Items from a figure collection
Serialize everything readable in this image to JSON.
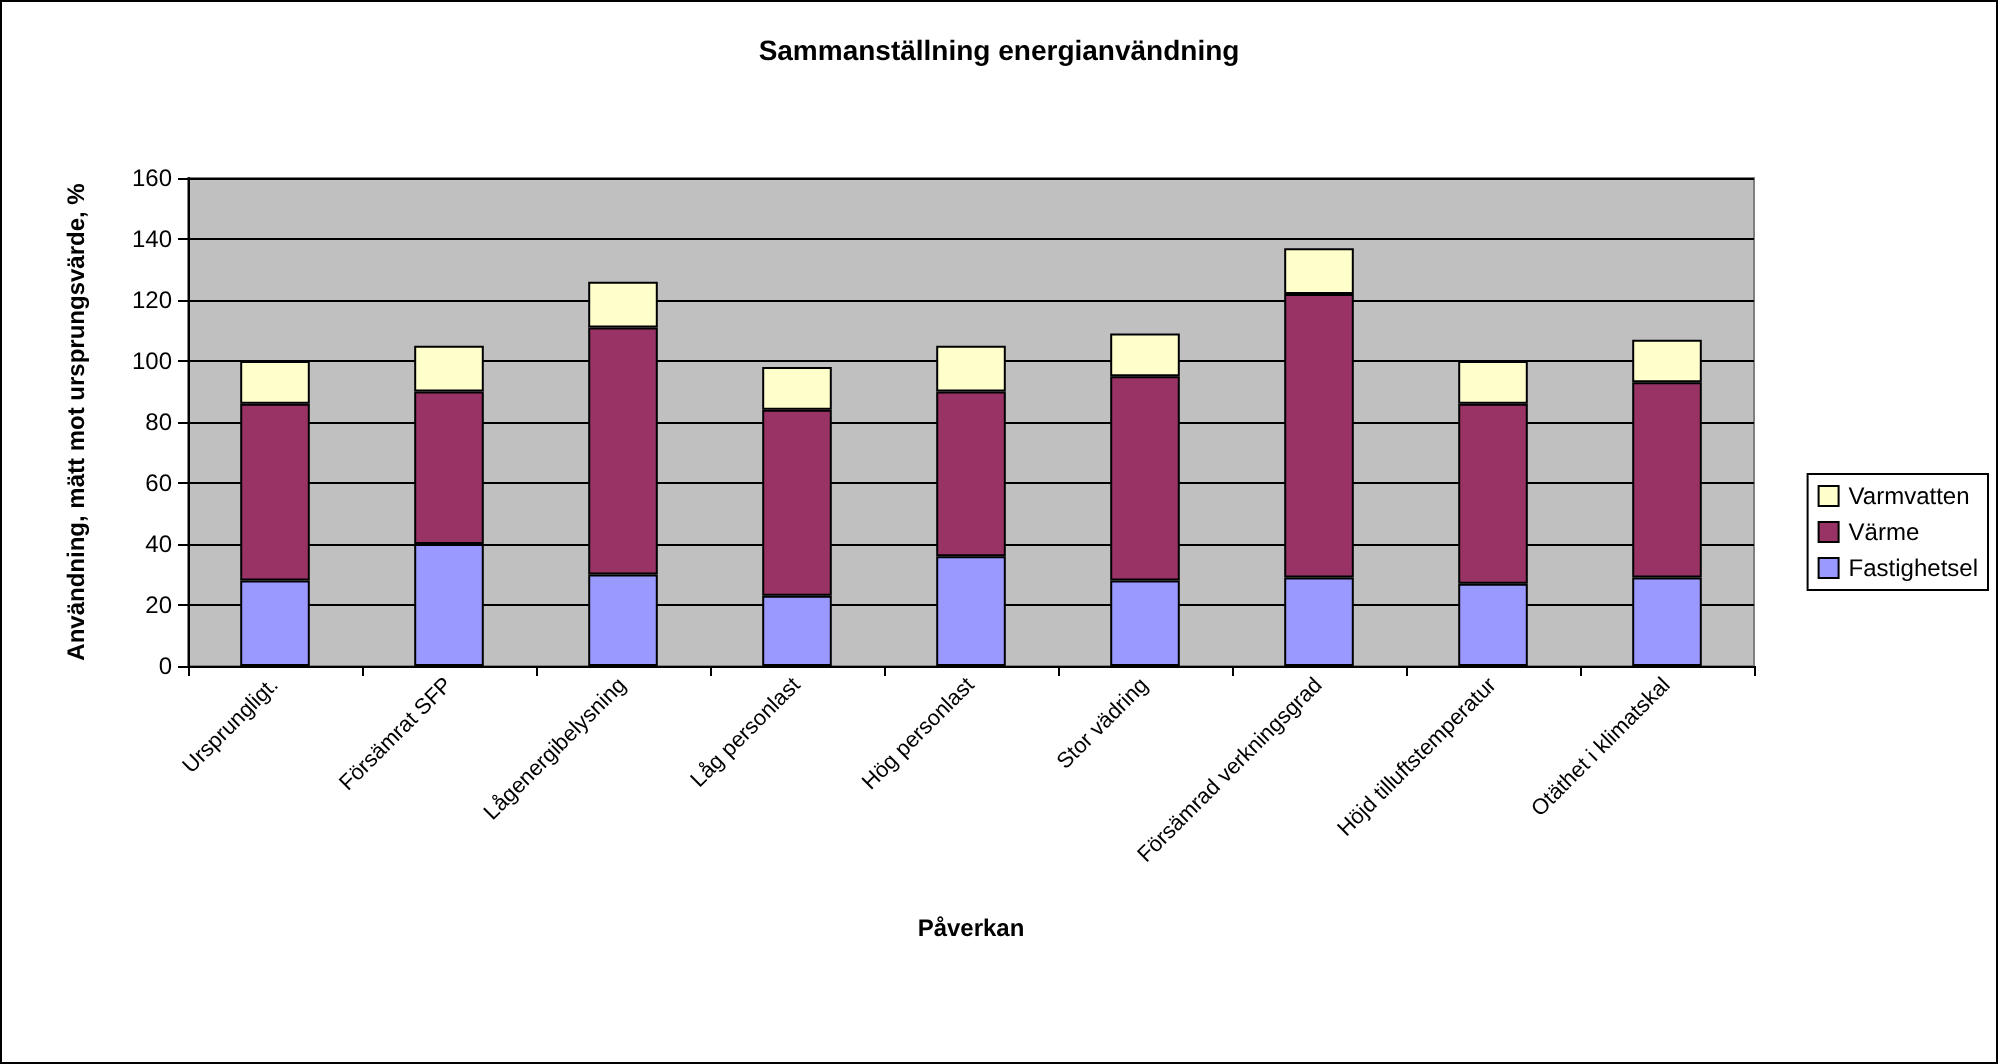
{
  "chart_data": {
    "type": "bar",
    "title": "Sammanställning energianvändning",
    "xlabel": "Påverkan",
    "ylabel": "Användning, mätt mot ursprungsvärde, %",
    "categories": [
      "Ursprungligt.",
      "Försämrat SFP",
      "Lågenergibelysning",
      "Låg personlast",
      "Hög personlast",
      "Stor vädring",
      "Försämrad verkningsgrad",
      "Höjd tilluftstemperatur",
      "Otäthet i klimatskal"
    ],
    "series": [
      {
        "name": "Fastighetsel",
        "color": "#9999ff",
        "values": [
          28,
          40,
          30,
          23,
          36,
          28,
          29,
          27,
          29
        ]
      },
      {
        "name": "Värme",
        "color": "#993366",
        "values": [
          58,
          50,
          81,
          61,
          54,
          67,
          93,
          59,
          64
        ]
      },
      {
        "name": "Varmvatten",
        "color": "#ffffcc",
        "values": [
          14,
          15,
          15,
          14,
          15,
          14,
          15,
          14,
          14
        ]
      }
    ],
    "stacked": true,
    "ylim": [
      0,
      160
    ],
    "yticks": [
      0,
      20,
      40,
      60,
      80,
      100,
      120,
      140,
      160
    ],
    "grid": "y",
    "legend": "right"
  }
}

• Required work:
Transcribe the material exactly, leaving every picture out.

• Solution for this exercise:
Serialize everything readable in this image to JSON.
{
  "chart_data": {
    "type": "bar",
    "title": "Sammanställning energianvändning",
    "xlabel": "Påverkan",
    "ylabel": "Användning, mätt mot ursprungsvärde, %",
    "categories": [
      "Ursprungligt.",
      "Försämrat SFP",
      "Lågenergibelysning",
      "Låg personlast",
      "Hög personlast",
      "Stor vädring",
      "Försämrad verkningsgrad",
      "Höjd tilluftstemperatur",
      "Otäthet i klimatskal"
    ],
    "series": [
      {
        "name": "Fastighetsel",
        "color": "#9999ff",
        "values": [
          28,
          40,
          30,
          23,
          36,
          28,
          29,
          27,
          29
        ]
      },
      {
        "name": "Värme",
        "color": "#993366",
        "values": [
          58,
          50,
          81,
          61,
          54,
          67,
          93,
          59,
          64
        ]
      },
      {
        "name": "Varmvatten",
        "color": "#ffffcc",
        "values": [
          14,
          15,
          15,
          14,
          15,
          14,
          15,
          14,
          14
        ]
      }
    ],
    "stacked": true,
    "ylim": [
      0,
      160
    ],
    "yticks": [
      0,
      20,
      40,
      60,
      80,
      100,
      120,
      140,
      160
    ],
    "grid": "y",
    "legend": "right"
  }
}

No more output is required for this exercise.